§ Problem requirements:
Answer with a single number: the count of lines that hold "this".

§ Supplied records:
## begin

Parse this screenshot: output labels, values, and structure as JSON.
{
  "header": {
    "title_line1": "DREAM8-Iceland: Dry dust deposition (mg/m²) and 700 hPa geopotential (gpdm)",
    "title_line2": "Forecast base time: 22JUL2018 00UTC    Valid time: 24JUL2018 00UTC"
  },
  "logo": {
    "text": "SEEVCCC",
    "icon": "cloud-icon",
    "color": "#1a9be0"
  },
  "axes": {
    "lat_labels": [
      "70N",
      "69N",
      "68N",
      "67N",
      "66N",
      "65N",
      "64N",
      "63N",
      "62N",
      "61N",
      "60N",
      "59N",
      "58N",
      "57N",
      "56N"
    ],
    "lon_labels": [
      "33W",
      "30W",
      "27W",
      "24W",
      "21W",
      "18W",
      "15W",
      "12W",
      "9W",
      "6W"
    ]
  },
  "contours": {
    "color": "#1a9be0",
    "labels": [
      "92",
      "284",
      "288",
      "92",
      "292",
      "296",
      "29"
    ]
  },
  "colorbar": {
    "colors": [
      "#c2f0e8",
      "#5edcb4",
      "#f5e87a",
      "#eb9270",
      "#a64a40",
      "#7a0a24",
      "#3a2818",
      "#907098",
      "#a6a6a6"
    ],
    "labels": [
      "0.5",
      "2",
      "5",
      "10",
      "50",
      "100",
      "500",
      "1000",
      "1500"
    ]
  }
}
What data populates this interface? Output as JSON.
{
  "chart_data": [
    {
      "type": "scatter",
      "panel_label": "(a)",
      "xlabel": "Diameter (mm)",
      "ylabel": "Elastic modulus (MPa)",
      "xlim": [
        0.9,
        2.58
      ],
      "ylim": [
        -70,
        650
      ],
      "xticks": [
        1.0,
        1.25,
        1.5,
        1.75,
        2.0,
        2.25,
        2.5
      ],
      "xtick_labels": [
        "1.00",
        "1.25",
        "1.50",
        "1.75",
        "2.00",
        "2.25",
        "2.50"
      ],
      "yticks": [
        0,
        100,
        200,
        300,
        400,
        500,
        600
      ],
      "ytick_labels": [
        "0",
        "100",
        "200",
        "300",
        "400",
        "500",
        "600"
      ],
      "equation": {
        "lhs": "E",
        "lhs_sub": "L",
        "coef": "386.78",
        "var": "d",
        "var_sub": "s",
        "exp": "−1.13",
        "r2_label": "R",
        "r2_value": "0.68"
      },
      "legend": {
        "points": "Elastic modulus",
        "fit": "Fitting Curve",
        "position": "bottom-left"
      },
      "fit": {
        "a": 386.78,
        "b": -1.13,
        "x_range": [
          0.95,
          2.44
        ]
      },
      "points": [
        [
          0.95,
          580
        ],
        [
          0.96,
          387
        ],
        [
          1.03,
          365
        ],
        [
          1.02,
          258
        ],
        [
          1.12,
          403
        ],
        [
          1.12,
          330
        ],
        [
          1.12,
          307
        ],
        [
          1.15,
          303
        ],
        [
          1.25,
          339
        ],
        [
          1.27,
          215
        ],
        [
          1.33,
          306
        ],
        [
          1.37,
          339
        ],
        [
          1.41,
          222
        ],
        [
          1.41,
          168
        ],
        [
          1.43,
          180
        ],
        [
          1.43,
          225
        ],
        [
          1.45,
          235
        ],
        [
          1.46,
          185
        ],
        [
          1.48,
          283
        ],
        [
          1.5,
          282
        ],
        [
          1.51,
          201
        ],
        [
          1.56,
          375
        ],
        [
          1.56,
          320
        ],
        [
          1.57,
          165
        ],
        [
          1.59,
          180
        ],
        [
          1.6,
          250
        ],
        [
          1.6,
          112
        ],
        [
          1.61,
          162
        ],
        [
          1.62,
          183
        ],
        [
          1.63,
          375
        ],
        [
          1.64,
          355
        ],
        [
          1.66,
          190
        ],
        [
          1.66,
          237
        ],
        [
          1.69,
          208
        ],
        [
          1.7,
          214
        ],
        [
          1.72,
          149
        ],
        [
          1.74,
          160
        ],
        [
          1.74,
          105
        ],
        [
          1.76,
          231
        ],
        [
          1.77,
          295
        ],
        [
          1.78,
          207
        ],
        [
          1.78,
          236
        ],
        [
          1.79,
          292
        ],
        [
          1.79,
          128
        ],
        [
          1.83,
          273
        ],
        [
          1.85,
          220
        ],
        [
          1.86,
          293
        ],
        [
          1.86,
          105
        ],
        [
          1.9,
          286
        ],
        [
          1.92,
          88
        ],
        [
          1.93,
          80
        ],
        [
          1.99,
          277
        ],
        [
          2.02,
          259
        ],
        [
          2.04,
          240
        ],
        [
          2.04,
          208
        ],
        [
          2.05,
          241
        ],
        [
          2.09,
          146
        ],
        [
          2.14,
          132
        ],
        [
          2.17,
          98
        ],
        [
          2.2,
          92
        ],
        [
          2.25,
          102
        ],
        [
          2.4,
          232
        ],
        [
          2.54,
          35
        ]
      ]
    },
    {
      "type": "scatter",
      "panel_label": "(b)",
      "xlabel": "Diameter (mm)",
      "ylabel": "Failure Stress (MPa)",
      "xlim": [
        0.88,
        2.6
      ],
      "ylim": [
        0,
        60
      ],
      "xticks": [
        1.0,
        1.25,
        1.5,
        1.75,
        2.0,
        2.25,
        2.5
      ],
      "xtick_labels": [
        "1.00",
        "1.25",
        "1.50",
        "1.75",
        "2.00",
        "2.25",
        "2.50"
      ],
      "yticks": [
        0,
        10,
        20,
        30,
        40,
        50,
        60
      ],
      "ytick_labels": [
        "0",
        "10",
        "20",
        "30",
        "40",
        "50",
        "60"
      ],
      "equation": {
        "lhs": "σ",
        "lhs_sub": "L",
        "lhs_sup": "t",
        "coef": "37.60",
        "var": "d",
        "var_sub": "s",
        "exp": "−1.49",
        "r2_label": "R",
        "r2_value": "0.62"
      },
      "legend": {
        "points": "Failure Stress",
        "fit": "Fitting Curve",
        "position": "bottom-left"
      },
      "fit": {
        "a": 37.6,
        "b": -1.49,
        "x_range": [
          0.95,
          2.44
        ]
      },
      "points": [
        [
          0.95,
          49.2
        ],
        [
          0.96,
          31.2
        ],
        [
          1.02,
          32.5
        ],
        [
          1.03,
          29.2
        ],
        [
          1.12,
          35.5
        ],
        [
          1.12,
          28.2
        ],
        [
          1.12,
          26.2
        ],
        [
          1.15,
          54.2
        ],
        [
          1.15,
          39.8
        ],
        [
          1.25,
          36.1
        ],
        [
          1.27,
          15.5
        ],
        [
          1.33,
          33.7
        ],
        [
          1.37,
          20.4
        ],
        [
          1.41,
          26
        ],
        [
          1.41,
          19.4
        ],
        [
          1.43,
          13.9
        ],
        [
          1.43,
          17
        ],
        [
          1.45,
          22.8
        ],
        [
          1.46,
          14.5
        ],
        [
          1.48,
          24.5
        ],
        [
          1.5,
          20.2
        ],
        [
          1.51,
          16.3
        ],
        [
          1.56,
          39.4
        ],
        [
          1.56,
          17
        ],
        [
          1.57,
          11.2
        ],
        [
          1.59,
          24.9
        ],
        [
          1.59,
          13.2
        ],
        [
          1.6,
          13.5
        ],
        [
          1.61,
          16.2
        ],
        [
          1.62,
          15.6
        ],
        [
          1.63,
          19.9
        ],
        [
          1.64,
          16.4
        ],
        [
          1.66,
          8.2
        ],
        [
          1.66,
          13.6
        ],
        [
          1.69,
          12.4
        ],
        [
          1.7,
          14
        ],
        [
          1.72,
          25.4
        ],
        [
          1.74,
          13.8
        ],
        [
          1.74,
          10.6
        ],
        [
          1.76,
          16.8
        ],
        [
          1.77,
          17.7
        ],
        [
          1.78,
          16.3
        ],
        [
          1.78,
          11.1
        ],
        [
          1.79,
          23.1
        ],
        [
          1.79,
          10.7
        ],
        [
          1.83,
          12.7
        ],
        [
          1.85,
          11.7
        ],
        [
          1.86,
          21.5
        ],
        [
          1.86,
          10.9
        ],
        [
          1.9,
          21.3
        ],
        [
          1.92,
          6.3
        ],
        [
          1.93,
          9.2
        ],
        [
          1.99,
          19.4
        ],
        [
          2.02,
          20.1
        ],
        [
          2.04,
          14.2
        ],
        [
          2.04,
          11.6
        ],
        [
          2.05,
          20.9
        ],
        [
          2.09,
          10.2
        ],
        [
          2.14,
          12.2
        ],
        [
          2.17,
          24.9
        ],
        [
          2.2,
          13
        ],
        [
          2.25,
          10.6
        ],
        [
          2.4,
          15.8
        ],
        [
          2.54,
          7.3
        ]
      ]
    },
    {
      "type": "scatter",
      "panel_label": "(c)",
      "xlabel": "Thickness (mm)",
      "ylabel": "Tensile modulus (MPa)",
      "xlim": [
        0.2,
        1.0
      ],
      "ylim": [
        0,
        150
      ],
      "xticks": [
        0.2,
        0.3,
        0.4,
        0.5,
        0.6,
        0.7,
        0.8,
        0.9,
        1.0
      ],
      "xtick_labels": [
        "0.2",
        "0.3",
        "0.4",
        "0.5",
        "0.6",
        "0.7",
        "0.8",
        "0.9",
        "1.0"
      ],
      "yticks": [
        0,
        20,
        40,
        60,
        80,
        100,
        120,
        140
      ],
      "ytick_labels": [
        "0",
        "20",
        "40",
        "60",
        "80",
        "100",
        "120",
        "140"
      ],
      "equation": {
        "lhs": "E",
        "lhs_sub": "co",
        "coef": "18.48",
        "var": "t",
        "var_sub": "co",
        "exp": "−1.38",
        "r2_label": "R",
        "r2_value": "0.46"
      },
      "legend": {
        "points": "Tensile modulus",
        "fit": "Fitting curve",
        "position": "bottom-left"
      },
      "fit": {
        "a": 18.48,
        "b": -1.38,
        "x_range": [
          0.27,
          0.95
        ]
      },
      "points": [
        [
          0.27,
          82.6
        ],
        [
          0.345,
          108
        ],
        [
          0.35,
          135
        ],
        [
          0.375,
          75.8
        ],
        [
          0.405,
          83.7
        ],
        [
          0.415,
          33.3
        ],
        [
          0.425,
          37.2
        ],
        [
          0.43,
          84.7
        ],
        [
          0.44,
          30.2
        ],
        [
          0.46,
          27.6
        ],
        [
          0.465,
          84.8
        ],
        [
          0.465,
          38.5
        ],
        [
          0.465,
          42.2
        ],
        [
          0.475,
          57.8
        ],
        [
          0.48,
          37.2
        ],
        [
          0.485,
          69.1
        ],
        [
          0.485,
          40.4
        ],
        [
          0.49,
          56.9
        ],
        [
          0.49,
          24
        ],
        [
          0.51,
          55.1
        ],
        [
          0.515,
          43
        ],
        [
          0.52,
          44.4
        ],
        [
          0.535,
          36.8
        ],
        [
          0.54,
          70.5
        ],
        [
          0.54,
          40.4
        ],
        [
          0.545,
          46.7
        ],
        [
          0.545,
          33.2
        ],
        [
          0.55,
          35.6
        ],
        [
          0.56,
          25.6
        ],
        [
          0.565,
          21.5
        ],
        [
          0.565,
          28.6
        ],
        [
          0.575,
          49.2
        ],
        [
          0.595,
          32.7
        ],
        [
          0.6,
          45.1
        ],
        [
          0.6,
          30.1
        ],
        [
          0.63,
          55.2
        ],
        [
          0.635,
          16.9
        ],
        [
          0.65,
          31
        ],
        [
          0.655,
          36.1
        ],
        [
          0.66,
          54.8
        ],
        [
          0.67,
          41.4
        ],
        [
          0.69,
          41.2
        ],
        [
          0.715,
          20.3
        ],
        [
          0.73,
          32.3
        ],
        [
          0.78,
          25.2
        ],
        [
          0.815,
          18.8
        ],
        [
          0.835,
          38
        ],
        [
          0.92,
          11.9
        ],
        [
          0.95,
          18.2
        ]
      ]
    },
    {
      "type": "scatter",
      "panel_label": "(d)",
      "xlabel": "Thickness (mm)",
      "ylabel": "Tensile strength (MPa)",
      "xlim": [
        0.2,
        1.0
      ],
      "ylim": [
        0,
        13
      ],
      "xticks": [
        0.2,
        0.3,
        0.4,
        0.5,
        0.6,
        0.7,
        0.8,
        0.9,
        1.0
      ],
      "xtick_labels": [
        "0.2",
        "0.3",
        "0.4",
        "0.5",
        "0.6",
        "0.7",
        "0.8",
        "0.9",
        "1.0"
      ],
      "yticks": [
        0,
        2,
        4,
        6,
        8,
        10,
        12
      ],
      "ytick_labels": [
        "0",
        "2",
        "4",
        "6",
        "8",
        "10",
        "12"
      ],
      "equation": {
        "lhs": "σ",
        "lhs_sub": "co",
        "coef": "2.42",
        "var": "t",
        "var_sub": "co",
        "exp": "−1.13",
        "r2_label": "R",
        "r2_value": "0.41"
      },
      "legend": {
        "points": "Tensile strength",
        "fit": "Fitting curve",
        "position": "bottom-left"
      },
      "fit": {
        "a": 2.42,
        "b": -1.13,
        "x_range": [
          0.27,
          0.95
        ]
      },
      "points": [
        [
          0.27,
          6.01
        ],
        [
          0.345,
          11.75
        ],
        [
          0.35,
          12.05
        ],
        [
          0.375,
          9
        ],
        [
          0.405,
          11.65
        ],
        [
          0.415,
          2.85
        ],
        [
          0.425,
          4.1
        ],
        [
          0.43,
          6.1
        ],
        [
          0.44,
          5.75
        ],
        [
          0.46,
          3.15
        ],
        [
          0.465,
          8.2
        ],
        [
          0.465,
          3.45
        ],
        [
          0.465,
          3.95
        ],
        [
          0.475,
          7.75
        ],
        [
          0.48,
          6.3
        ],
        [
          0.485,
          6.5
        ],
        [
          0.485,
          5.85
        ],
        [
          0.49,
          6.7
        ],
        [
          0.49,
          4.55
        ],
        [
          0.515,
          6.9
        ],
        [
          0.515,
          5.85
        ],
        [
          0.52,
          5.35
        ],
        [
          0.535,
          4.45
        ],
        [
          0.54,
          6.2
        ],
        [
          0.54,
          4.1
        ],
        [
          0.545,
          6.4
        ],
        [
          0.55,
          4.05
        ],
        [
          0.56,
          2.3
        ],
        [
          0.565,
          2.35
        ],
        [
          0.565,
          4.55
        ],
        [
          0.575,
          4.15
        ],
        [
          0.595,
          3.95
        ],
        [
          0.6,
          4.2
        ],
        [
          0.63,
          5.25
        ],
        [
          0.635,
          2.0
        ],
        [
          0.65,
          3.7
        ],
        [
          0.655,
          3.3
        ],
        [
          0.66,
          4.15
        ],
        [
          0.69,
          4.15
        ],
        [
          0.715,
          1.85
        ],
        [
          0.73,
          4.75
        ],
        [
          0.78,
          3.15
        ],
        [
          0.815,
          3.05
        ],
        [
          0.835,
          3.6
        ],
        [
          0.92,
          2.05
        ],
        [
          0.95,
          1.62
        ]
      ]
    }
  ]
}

## end

§ Task output:
2